Can you output the data below as a numbered list, skipping any blank lines and leaving out the pictures?

### Material supplied

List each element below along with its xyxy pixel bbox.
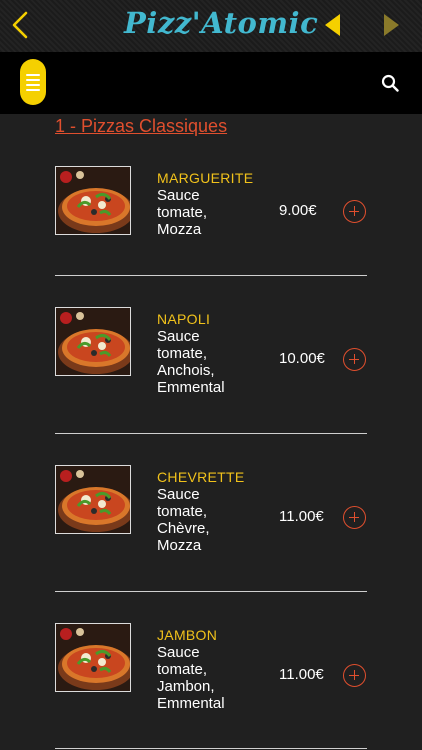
pizza-price: 11.00€: [279, 666, 324, 683]
pizza-description: Sauce tomate, Mozza: [157, 187, 208, 238]
pizza-list: MARGUERITE Sauce tomate, Mozza 9.00€ NAP…: [0, 0, 422, 750]
add-to-cart-plus-icon[interactable]: [343, 506, 366, 529]
add-to-cart-plus-icon[interactable]: [343, 664, 366, 687]
pizza-description: Sauce tomate, Anchois, Emmental: [157, 328, 225, 396]
pizza-thumbnail[interactable]: [55, 166, 131, 235]
divider: [55, 275, 367, 276]
divider: [55, 748, 367, 749]
pizza-item-text: MARGUERITE Sauce tomate, Mozza: [157, 170, 272, 238]
pizza-thumbnail[interactable]: [55, 307, 131, 376]
add-to-cart-plus-icon[interactable]: [343, 200, 366, 223]
pizza-thumbnail[interactable]: [55, 623, 131, 692]
pizza-name: CHEVRETTE: [157, 469, 245, 485]
pizza-price: 9.00€: [279, 202, 317, 219]
divider: [55, 433, 367, 434]
pizza-item-text: JAMBON Sauce tomate, Jambon, Emmental: [157, 627, 272, 712]
pizza-description: Sauce tomate, Jambon, Emmental: [157, 644, 225, 712]
pizza-price: 11.00€: [279, 508, 324, 525]
pizza-description: Sauce tomate, Chèvre, Mozza: [157, 486, 210, 554]
pizza-name: MARGUERITE: [157, 170, 254, 186]
add-to-cart-plus-icon[interactable]: [343, 348, 366, 371]
divider: [55, 591, 367, 592]
pizza-thumbnail[interactable]: [55, 465, 131, 534]
pizza-name: NAPOLI: [157, 311, 211, 327]
pizza-name: JAMBON: [157, 627, 218, 643]
pizza-item-text: NAPOLI Sauce tomate, Anchois, Emmental: [157, 311, 272, 396]
pizza-price: 10.00€: [279, 350, 325, 367]
pizza-item-text: CHEVRETTE Sauce tomate, Chèvre, Mozza: [157, 469, 272, 554]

######

▸ **Output of the task**
1. List each element below along with its xyxy pixel bbox.
2. pizza-price: 11.00€: [279, 666, 324, 683]
3. pizza-description: Sauce tomate, Mozza: [157, 187, 208, 238]
4. pizza-list: MARGUERITE Sauce tomate, Mozza 9.00€ NAP…: [0, 0, 422, 750]
5. add-to-cart-plus-icon[interactable]: [343, 506, 366, 529]
6. add-to-cart-plus-icon[interactable]: [343, 664, 366, 687]
7. pizza-description: Sauce tomate, Anchois, Emmental: [157, 328, 225, 396]
8. pizza-thumbnail[interactable]: [55, 166, 131, 235]
9. divider: [55, 275, 367, 276]
10. divider: [55, 748, 367, 749]
11. pizza-item-text: MARGUERITE Sauce tomate, Mozza: [157, 170, 272, 238]
12. pizza-thumbnail[interactable]: [55, 307, 131, 376]
13. add-to-cart-plus-icon[interactable]: [343, 200, 366, 223]
14. pizza-thumbnail[interactable]: [55, 623, 131, 692]
15. pizza-name: CHEVRETTE: [157, 469, 245, 485]
16. pizza-price: 9.00€: [279, 202, 317, 219]
17. divider: [55, 433, 367, 434]
18. pizza-item-text: JAMBON Sauce tomate, Jambon, Emmental: [157, 627, 272, 712]
19. pizza-description: Sauce tomate, Jambon, Emmental: [157, 644, 225, 712]
20. pizza-price: 11.00€: [279, 508, 324, 525]
21. pizza-description: Sauce tomate, Chèvre, Mozza: [157, 486, 210, 554]
22. pizza-name: MARGUERITE: [157, 170, 254, 186]
23. add-to-cart-plus-icon[interactable]: [343, 348, 366, 371]
24. divider: [55, 591, 367, 592]
25. pizza-thumbnail[interactable]: [55, 465, 131, 534]
26. pizza-name: NAPOLI: [157, 311, 211, 327]
27. pizza-name: JAMBON: [157, 627, 218, 643]
28. pizza-item-text: NAPOLI Sauce tomate, Anchois, Emmental: [157, 311, 272, 396]
29. pizza-price: 10.00€: [279, 350, 325, 367]
30. pizza-item-text: CHEVRETTE Sauce tomate, Chèvre, Mozza: [157, 469, 272, 554]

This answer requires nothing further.